SHORT PROBLEM: Without the pictures, return each record as it appears.

STORED ROWS:
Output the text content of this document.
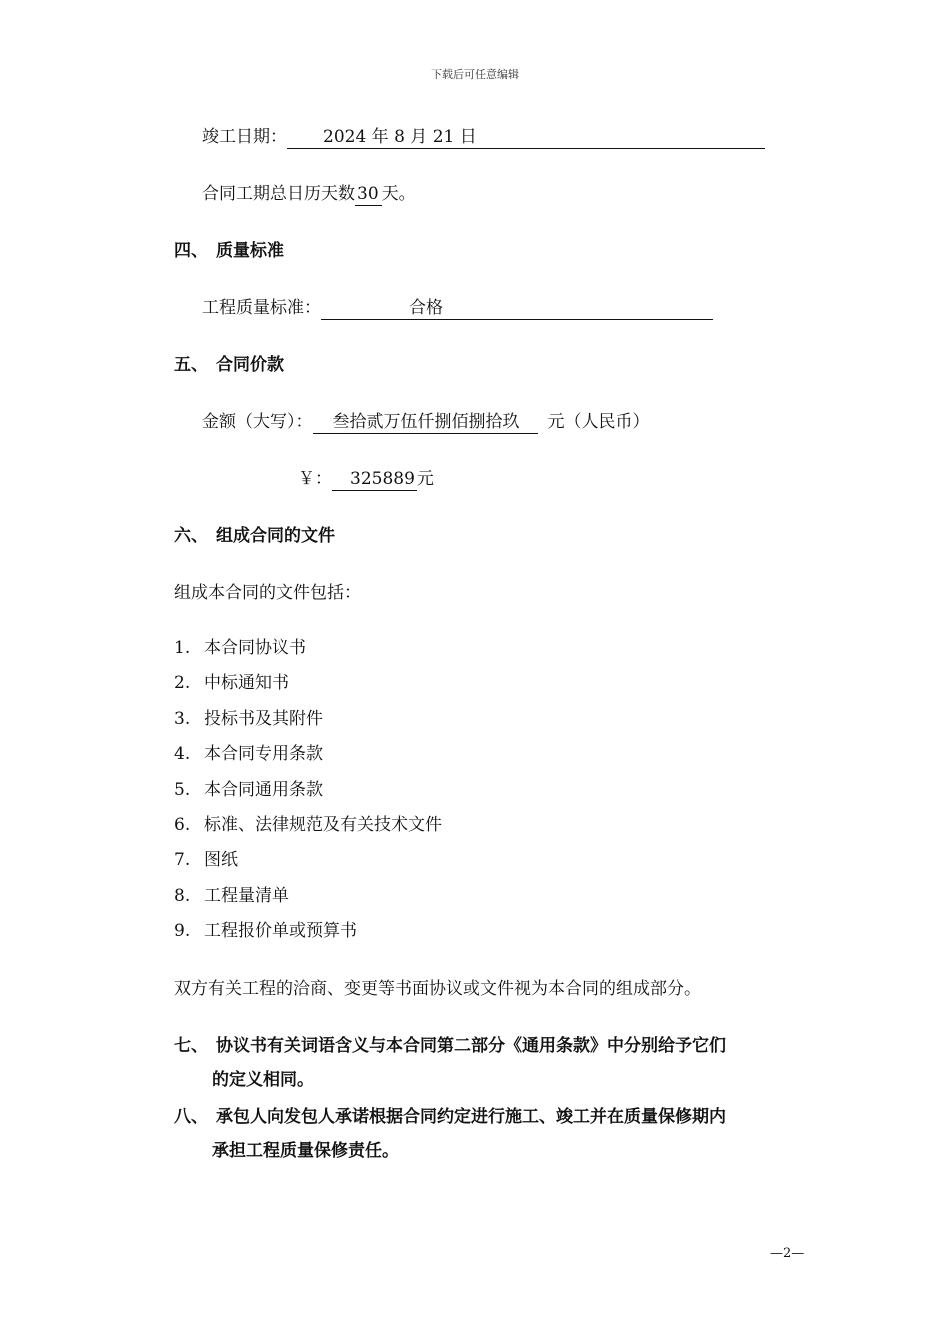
下载后可任意编辑
竣工日期： 2024 年 8 月 21 日
合同工期总日历天数 30 天。
四、 质量标准
工程质量标准：	合格
五、 合同价款
金额（大写）： 叁拾贰万伍仟捌佰捌拾玖 元（人民币）
￥： 325889 元
六、 组成合同的文件
组成本合同的文件包括：
1. 本合同协议书
2. 中标通知书
3. 投标书及其附件
4. 本合同专用条款
5. 本合同通用条款
6. 标准、法律规范及有关技术文件
7. 图纸
8. 工程量清单
9. 工程报价单或预算书
双方有关工程的洽商、变更等书面协议或文件视为本合同的组成部分。
七、 协议书有关词语含义与本合同第二部分《通用条款》中分别给予它们
的定义相同。
八、 承包人向发包人承诺根据合同约定进行施工、竣工并在质量保修期内
承担工程质量保修责任。
—2—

COMPLETED EXERCISE:
Output the text content of this document.
下载后可任意编辑
竣工日期： 2024 年 8 月 21 日
合同工期总日历天数 30 天。
四、 质量标准
工程质量标准：	合格
五、 合同价款
金额（大写）： 叁拾贰万伍仟捌佰捌拾玖 元（人民币）
￥： 325889 元
六、 组成合同的文件
组成本合同的文件包括：
1. 本合同协议书
2. 中标通知书
3. 投标书及其附件
4. 本合同专用条款
5. 本合同通用条款
6. 标准、法律规范及有关技术文件
7. 图纸
8. 工程量清单
9. 工程报价单或预算书
双方有关工程的洽商、变更等书面协议或文件视为本合同的组成部分。
七、 协议书有关词语含义与本合同第二部分《通用条款》中分别给予它们
的定义相同。
八、 承包人向发包人承诺根据合同约定进行施工、竣工并在质量保修期内
承担工程质量保修责任。
—2—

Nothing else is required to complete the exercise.